| Records for this exercise |
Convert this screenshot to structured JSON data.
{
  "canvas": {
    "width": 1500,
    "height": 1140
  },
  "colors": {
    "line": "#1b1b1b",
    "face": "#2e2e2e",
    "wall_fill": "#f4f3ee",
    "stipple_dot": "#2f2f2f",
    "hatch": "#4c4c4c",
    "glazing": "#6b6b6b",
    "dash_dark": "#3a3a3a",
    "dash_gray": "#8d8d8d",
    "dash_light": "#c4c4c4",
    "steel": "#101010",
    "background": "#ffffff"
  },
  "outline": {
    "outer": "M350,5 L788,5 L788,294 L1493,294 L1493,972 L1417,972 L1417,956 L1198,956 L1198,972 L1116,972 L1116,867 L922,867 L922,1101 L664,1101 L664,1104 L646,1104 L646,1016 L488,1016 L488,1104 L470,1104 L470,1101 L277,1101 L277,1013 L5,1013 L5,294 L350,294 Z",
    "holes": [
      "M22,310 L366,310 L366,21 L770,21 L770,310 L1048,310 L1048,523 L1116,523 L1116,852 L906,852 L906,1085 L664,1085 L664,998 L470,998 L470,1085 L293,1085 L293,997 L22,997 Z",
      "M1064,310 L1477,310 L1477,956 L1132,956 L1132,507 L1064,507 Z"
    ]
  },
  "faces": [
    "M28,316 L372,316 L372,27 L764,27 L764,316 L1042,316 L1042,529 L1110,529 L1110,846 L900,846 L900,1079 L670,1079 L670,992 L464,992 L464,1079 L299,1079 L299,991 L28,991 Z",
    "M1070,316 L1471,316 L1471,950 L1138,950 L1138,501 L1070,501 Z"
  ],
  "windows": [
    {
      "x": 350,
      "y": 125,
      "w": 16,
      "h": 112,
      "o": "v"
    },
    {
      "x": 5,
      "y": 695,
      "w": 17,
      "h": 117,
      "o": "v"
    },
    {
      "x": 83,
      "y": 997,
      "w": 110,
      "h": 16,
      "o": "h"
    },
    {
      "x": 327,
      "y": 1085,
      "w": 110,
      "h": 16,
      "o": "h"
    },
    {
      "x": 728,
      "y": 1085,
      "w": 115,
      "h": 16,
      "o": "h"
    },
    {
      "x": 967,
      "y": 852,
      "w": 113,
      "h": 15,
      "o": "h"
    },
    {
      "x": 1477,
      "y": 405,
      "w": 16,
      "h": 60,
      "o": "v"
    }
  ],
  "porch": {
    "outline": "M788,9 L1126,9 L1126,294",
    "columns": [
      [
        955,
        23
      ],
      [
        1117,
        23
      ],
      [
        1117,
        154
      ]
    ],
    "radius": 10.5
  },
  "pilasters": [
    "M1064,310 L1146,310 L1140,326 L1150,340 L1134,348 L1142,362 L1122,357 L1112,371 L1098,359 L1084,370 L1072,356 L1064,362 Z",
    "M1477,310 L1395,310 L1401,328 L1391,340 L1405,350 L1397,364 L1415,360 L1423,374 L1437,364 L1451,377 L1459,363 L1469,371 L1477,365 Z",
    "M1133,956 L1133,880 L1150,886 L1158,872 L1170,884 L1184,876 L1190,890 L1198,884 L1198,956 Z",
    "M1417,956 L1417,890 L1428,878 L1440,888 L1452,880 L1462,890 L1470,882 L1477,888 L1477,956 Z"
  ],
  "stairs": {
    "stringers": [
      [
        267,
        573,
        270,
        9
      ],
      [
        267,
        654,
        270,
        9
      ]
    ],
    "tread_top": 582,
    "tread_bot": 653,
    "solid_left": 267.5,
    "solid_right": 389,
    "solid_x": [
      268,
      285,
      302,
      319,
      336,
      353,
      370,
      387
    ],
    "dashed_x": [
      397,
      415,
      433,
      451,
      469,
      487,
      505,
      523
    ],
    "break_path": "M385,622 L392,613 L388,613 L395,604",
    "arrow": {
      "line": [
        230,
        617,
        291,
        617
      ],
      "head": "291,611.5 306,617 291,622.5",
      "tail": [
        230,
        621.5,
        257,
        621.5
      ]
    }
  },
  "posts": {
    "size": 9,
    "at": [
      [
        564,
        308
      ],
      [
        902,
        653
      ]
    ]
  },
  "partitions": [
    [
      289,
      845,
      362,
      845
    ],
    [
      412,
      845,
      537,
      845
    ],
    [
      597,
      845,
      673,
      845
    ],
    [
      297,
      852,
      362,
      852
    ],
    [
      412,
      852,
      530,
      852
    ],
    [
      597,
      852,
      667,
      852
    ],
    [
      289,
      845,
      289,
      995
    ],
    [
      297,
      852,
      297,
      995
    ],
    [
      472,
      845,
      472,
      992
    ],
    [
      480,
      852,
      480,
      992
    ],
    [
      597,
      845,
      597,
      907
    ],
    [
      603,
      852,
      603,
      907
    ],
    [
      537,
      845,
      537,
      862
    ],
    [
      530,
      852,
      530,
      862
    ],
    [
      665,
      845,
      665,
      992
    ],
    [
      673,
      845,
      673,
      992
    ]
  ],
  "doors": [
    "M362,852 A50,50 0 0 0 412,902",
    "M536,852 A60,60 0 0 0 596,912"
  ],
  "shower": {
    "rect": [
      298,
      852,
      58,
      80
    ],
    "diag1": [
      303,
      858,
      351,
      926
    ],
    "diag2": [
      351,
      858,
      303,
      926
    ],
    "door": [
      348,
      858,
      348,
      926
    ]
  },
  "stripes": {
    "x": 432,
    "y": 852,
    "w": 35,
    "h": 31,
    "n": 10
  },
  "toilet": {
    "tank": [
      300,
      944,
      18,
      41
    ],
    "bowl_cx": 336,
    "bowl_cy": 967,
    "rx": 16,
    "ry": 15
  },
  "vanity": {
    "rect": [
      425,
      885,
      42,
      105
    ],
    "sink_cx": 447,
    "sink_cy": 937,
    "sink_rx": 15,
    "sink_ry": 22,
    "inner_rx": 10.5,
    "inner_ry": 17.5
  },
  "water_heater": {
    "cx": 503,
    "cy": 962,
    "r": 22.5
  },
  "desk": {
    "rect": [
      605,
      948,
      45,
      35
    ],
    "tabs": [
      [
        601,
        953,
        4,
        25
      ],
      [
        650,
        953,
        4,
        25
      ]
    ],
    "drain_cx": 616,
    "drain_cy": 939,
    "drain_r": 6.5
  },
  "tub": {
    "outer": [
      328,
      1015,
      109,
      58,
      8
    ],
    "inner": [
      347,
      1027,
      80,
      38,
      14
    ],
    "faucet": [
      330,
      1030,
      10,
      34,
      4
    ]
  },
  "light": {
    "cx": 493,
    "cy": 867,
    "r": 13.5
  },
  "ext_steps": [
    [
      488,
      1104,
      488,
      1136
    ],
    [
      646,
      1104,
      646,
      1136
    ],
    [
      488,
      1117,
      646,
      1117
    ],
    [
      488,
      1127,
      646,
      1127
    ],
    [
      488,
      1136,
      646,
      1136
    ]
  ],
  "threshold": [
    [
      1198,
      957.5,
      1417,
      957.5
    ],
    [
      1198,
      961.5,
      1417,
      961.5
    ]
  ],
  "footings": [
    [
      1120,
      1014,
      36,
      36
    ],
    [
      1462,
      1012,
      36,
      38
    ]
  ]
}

| Challenge |
Take every line from the data that contains the word "outer".

| Response below |
    "outer": "M350,5 L788,5 L788,294 L1493,294 L1493,972 L1417,972 L1417,956 L1198,956 L1198,972 L1116,972 L1116,867 L922,867 L922,1101 L664,1101 L664,1104 L646,1104 L646,1016 L488,1016 L488,1104 L470,1104 L470,1101 L277,1101 L277,1013 L5,1013 L5,294 L350,294 Z",
    "outer": [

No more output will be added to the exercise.